Saved data entries
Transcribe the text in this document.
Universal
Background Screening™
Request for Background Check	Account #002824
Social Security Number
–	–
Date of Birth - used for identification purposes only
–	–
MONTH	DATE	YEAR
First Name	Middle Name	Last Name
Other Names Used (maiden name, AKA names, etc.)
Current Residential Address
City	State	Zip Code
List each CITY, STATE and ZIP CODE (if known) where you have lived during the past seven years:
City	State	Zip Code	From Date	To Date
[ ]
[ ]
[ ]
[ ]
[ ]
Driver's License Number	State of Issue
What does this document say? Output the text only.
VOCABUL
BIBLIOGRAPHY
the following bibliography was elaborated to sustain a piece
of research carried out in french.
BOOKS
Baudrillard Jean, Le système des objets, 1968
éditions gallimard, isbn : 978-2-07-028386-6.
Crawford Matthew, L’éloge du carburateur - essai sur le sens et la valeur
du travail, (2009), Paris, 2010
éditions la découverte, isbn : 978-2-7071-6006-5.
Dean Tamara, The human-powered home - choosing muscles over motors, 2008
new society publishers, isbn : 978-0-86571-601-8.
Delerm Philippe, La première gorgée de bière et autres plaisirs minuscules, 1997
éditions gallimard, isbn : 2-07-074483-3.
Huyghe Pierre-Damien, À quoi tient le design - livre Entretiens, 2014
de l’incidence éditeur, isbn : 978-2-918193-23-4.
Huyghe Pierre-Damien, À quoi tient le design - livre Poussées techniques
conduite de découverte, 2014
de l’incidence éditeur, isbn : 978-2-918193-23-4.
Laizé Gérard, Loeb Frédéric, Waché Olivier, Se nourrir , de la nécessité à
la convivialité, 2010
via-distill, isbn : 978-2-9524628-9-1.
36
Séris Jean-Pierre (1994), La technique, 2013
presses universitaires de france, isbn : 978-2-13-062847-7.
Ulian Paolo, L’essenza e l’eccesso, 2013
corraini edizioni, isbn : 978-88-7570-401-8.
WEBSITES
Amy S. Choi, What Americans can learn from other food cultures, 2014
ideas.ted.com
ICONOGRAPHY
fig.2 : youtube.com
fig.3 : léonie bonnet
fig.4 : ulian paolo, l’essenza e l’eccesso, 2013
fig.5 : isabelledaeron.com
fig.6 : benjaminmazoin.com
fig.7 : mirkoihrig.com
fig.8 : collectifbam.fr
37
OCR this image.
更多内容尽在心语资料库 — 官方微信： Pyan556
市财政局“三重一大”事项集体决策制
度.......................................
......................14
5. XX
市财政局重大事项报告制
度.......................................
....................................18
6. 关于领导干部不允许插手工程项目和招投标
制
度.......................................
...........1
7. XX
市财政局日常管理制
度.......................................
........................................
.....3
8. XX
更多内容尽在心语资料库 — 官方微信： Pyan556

Task objective: Count every line of the records that holds the string "gallimard". Write only the total.

Finished exercise: 2